INSTRUCTIONS TO FOLLOW —
Extract the full listing verbatim and drop any pictures from your copy.

━━ DATASET ROWS

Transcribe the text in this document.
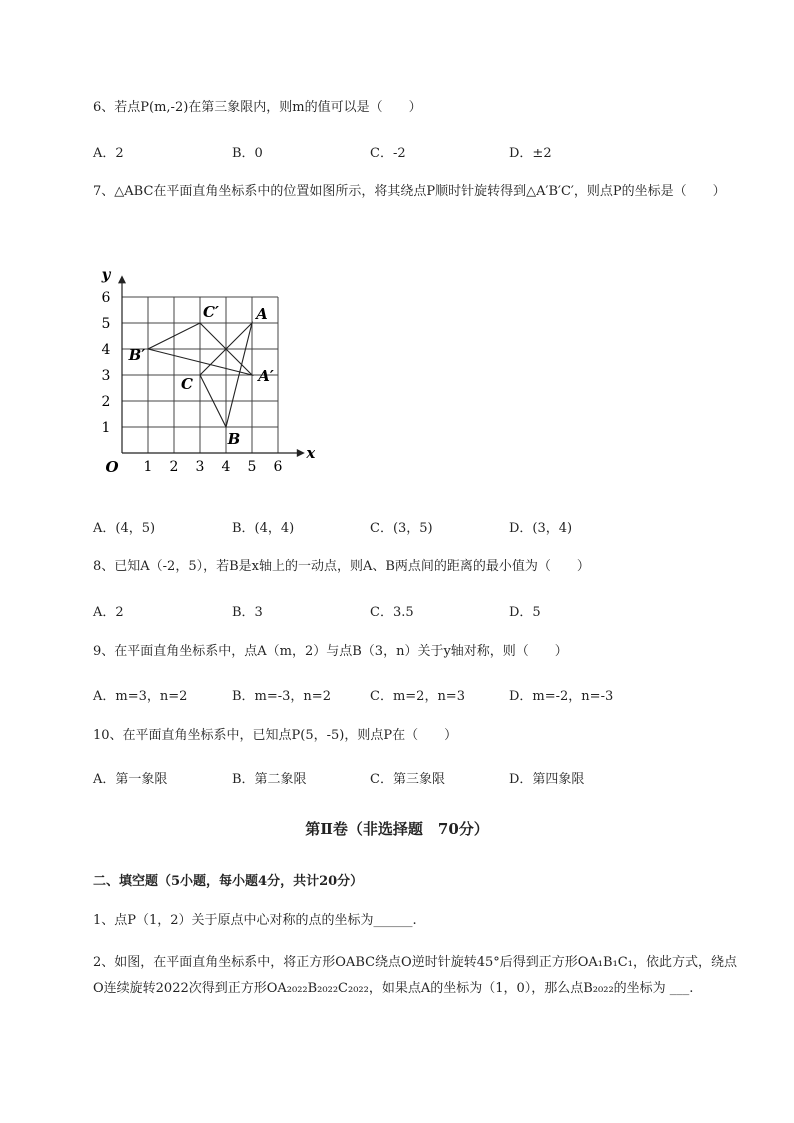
6、若点P(m,-2)在第三象限内，则m的值可以是（　　）
A．2	B．0	C．-2	D．±2
7、△ABC在平面直角坐标系中的位置如图所示，将其绕点P顺时针旋转得到△A′B′C′，则点P的坐标是（　　）
1 2 3 4 5 6
1
2
3
4
5
6
O
x
y
A
B
C	A′
B′
C′
A．(4，5)	B．(4，4)	C．(3，5)	D．(3，4)
8、已知A（-2，5），若B是x轴上的一动点，则A、B两点间的距离的最小值为（　　）
A．2	B．3	C．3.5	D．5
9、在平面直角坐标系中，点A（m，2）与点B（3，n）关于y轴对称，则（　　）
A．m=3，n=2	B．m=-3，n=2	C．m=2，n=3	D．m=-2，n=-3
10、在平面直角坐标系中，已知点P(5，-5)，则点P在（　　）
A．第一象限	B．第二象限	C．第三象限	D．第四象限
第Ⅱ卷（非选择题　70分）
二、填空题（5小题，每小题4分，共计20分）
1、点P（1，2）关于原点中心对称的点的坐标为______.
2、如图，在平面直角坐标系中，将正方形OABC绕点O逆时针旋转45°后得到正方形OA₁B₁C₁，依此方式，绕点O连续旋转2022次得到正方形OA₂₀₂₂B₂₀₂₂C₂₀₂₂，如果点A的坐标为（1，0），那么点B₂₀₂₂的坐标为 ___.
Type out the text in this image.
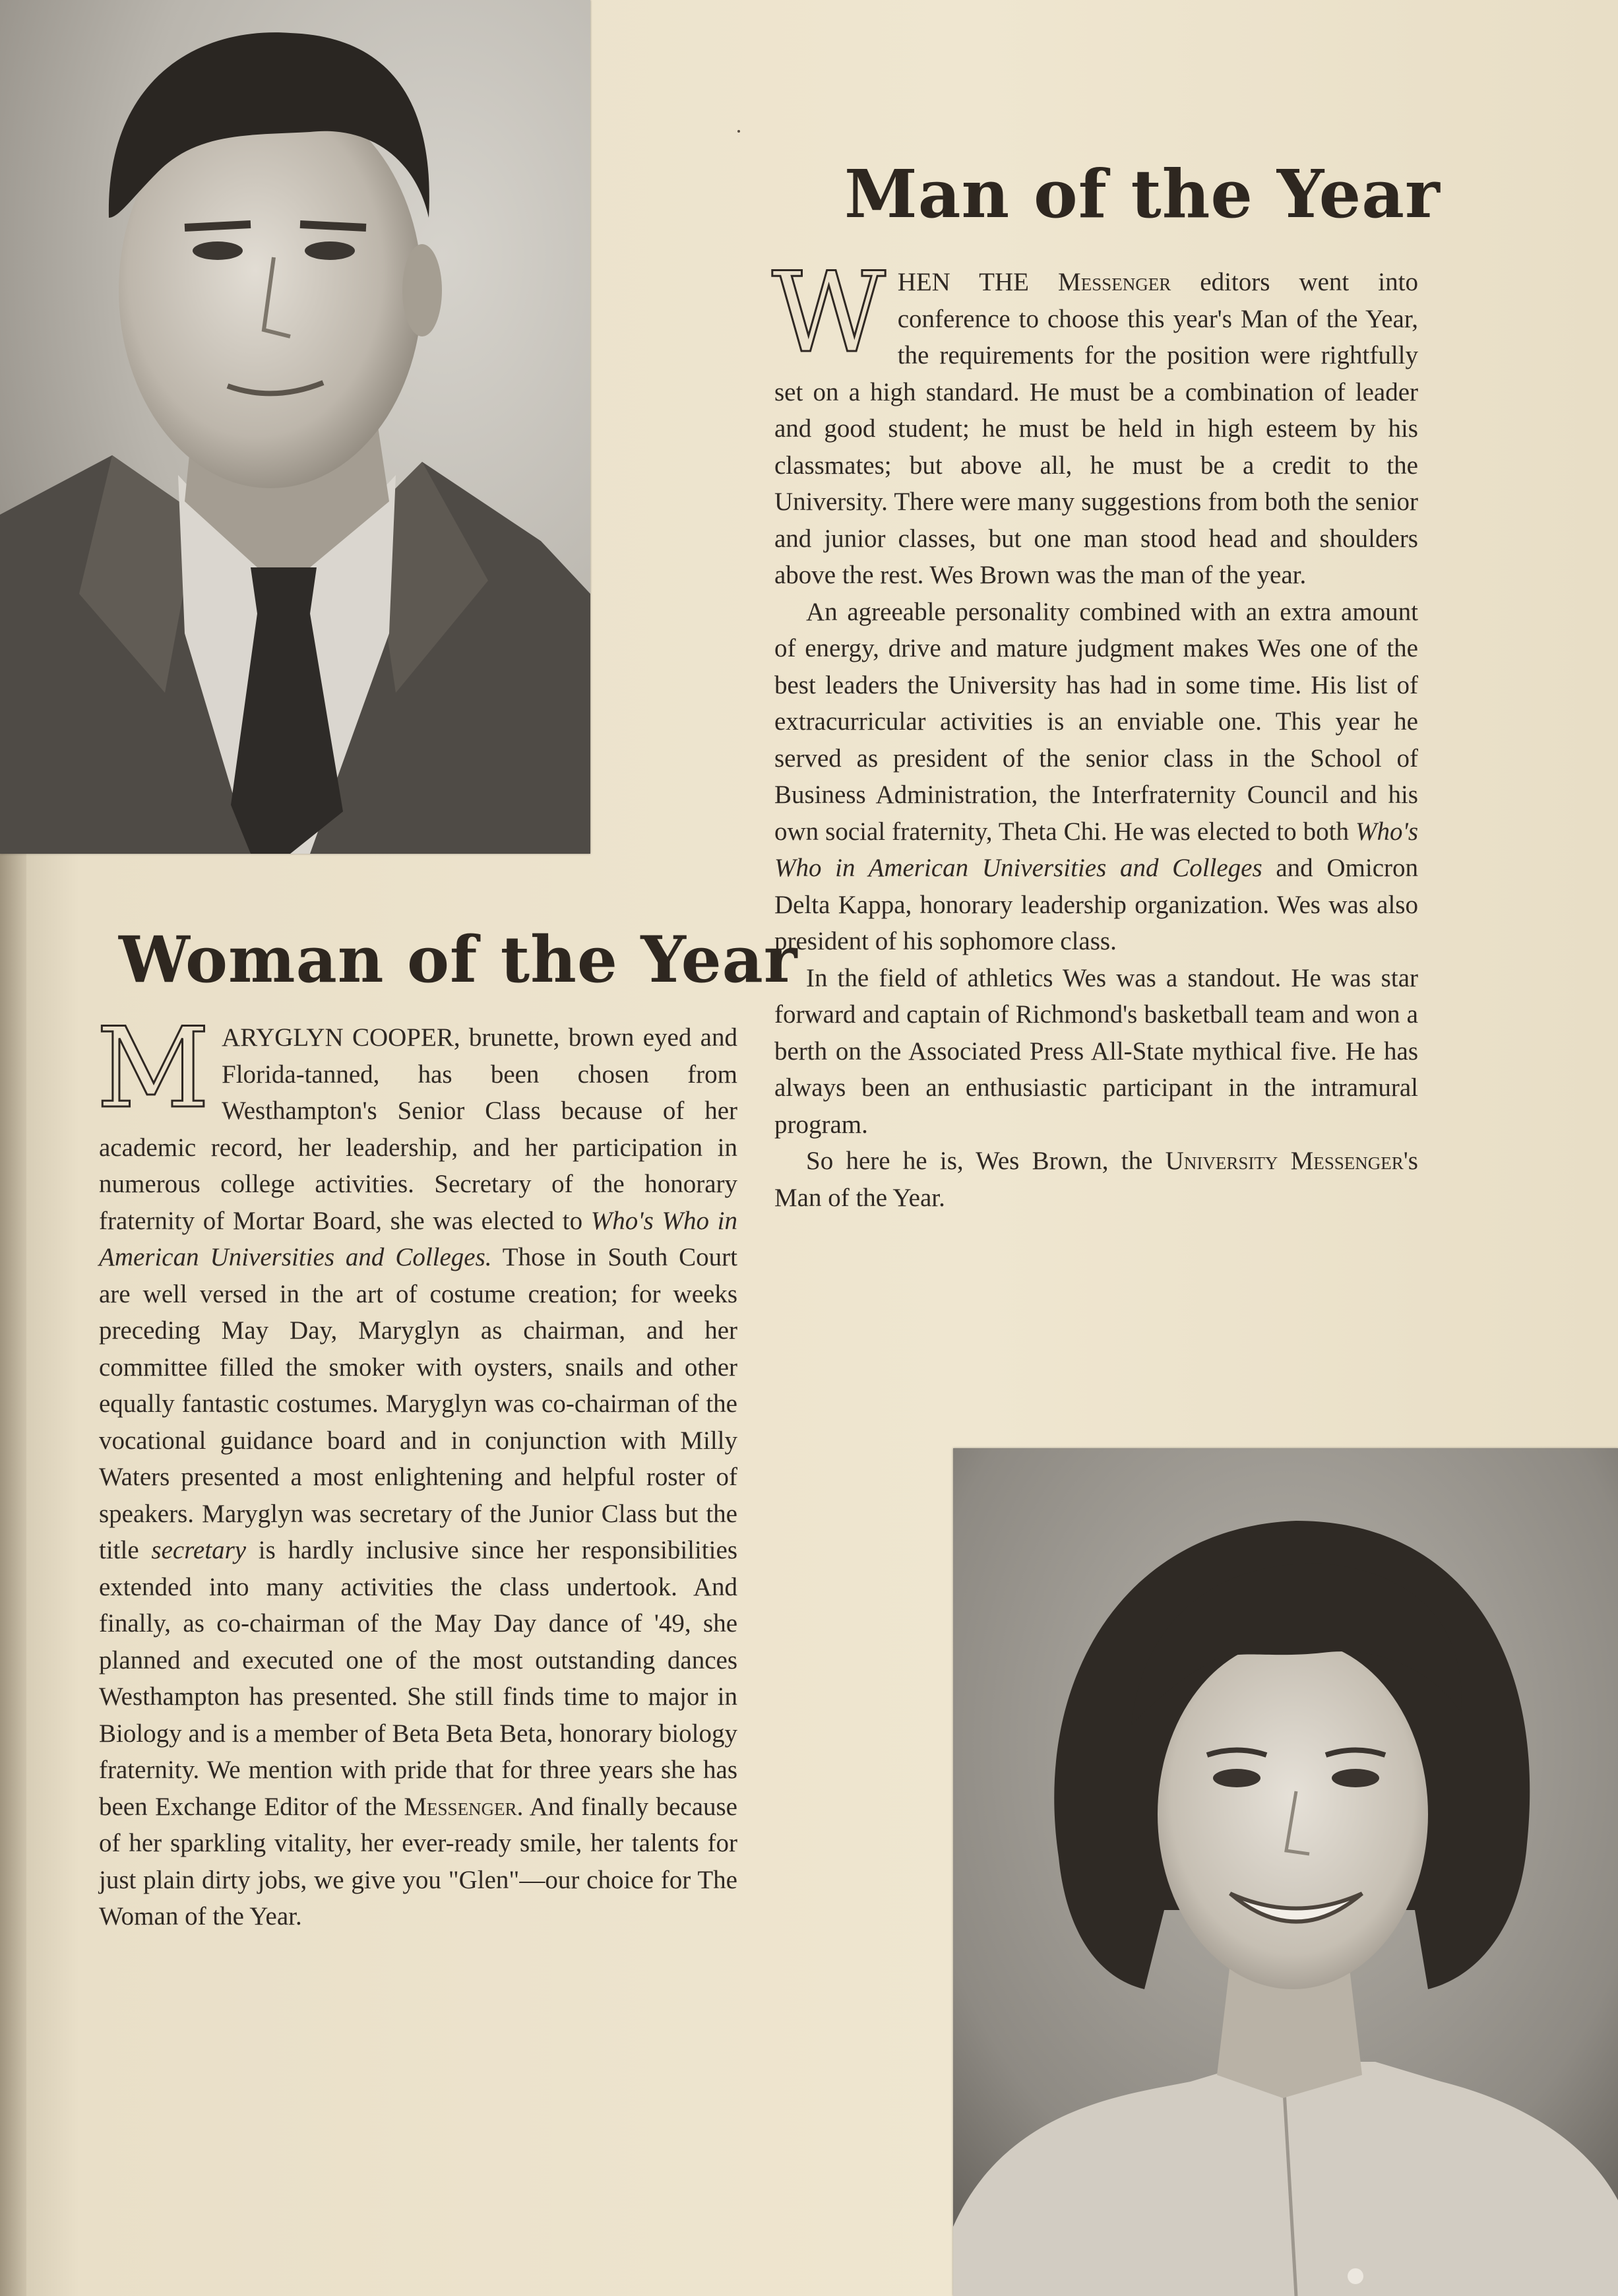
Man of the Year

WHEN THE Messenger editors went into conference to choose this year's Man of the Year, the requirements for the position were rightfully set on a high standard. He must be a combination of leader and good student; he must be held in high esteem by his classmates; but above all, he must be a credit to the University. There were many suggestions from both the senior and junior classes, but one man stood head and shoulders above the rest. Wes Brown was the man of the year.

An agreeable personality combined with an extra amount of energy, drive and mature judgment makes Wes one of the best leaders the University has had in some time. His list of extracurricular activities is an enviable one. This year he served as president of the senior class in the School of Business Administration, the Interfraternity Council and his own social fraternity, Theta Chi. He was elected to both Who's Who in American Universities and Colleges and Omicron Delta Kappa, honorary leadership organization. Wes was also president of his sophomore class.

In the field of athletics Wes was a standout. He was star forward and captain of Richmond's basketball team and won a berth on the Associated Press All-State mythical five. He has always been an enthusiastic participant in the intramural program.

So here he is, Wes Brown, the University Messenger's Man of the Year.

Woman of the Year

MARYGLYN COOPER, brunette, brown eyed and Florida-tanned, has been chosen from Westhampton's Senior Class because of her academic record, her leadership, and her participation in numerous college activities. Secretary of the honorary fraternity of Mortar Board, she was elected to Who's Who in American Universities and Colleges. Those in South Court are well versed in the art of costume creation; for weeks preceding May Day, Maryglyn as chairman, and her committee filled the smoker with oysters, snails and other equally fantastic costumes. Maryglyn was co-chairman of the vocational guidance board and in conjunction with Milly Waters presented a most enlightening and helpful roster of speakers. Maryglyn was secretary of the Junior Class but the title secretary is hardly inclusive since her responsibilities extended into many activities the class undertook. And finally, as co-chairman of the May Day dance of '49, she planned and executed one of the most outstanding dances Westhampton has presented. She still finds time to major in Biology and is a member of Beta Beta Beta, honorary biology fraternity. We mention with pride that for three years she has been Exchange Editor of the Messenger. And finally because of her sparkling vitality, her ever-ready smile, her talents for just plain dirty jobs, we give you "Glen"—our choice for The Woman of the Year.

━━━━

EXERCISE RESPONSE —
Transcribe the text in this document.
6、若点P(m,-2)在第三象限内，则m的值可以是（　　）
A．2	B．0	C．-2	D．±2
7、△ABC在平面直角坐标系中的位置如图所示，将其绕点P顺时针旋转得到△A′B′C′，则点P的坐标是（　　）
1 2 3 4 5 6
1
2
3
4
5
6
O
x
y
A
B
C	A′
B′
C′
A．(4，5)	B．(4，4)	C．(3，5)	D．(3，4)
8、已知A（-2，5），若B是x轴上的一动点，则A、B两点间的距离的最小值为（　　）
A．2	B．3	C．3.5	D．5
9、在平面直角坐标系中，点A（m，2）与点B（3，n）关于y轴对称，则（　　）
A．m=3，n=2	B．m=-3，n=2	C．m=2，n=3	D．m=-2，n=-3
10、在平面直角坐标系中，已知点P(5，-5)，则点P在（　　）
A．第一象限	B．第二象限	C．第三象限	D．第四象限
第Ⅱ卷（非选择题　70分）
二、填空题（5小题，每小题4分，共计20分）
1、点P（1，2）关于原点中心对称的点的坐标为______.
2、如图，在平面直角坐标系中，将正方形OABC绕点O逆时针旋转45°后得到正方形OA₁B₁C₁，依此方式，绕点O连续旋转2022次得到正方形OA₂₀₂₂B₂₀₂₂C₂₀₂₂，如果点A的坐标为（1，0），那么点B₂₀₂₂的坐标为 ___.
Type out the text in this image.
Man of the Year

WHEN THE Messenger editors went into conference to choose this year's Man of the Year, the requirements for the position were rightfully set on a high standard. He must be a combination of leader and good student; he must be held in high esteem by his classmates; but above all, he must be a credit to the University. There were many suggestions from both the senior and junior classes, but one man stood head and shoulders above the rest. Wes Brown was the man of the year.

An agreeable personality combined with an extra amount of energy, drive and mature judgment makes Wes one of the best leaders the University has had in some time. His list of extracurricular activities is an enviable one. This year he served as president of the senior class in the School of Business Administration, the Interfraternity Council and his own social fraternity, Theta Chi. He was elected to both Who's Who in American Universities and Colleges and Omicron Delta Kappa, honorary leadership organization. Wes was also president of his sophomore class.

In the field of athletics Wes was a standout. He was star forward and captain of Richmond's basketball team and won a berth on the Associated Press All-State mythical five. He has always been an enthusiastic participant in the intramural program.

So here he is, Wes Brown, the University Messenger's Man of the Year.

Woman of the Year

MARYGLYN COOPER, brunette, brown eyed and Florida-tanned, has been chosen from Westhampton's Senior Class because of her academic record, her leadership, and her participation in numerous college activities. Secretary of the honorary fraternity of Mortar Board, she was elected to Who's Who in American Universities and Colleges. Those in South Court are well versed in the art of costume creation; for weeks preceding May Day, Maryglyn as chairman, and her committee filled the smoker with oysters, snails and other equally fantastic costumes. Maryglyn was co-chairman of the vocational guidance board and in conjunction with Milly Waters presented a most enlightening and helpful roster of speakers. Maryglyn was secretary of the Junior Class but the title secretary is hardly inclusive since her responsibilities extended into many activities the class undertook. And finally, as co-chairman of the May Day dance of '49, she planned and executed one of the most outstanding dances Westhampton has presented. She still finds time to major in Biology and is a member of Beta Beta Beta, honorary biology fraternity. We mention with pride that for three years she has been Exchange Editor of the Messenger. And finally because of her sparkling vitality, her ever-ready smile, her talents for just plain dirty jobs, we give you "Glen"—our choice for The Woman of the Year.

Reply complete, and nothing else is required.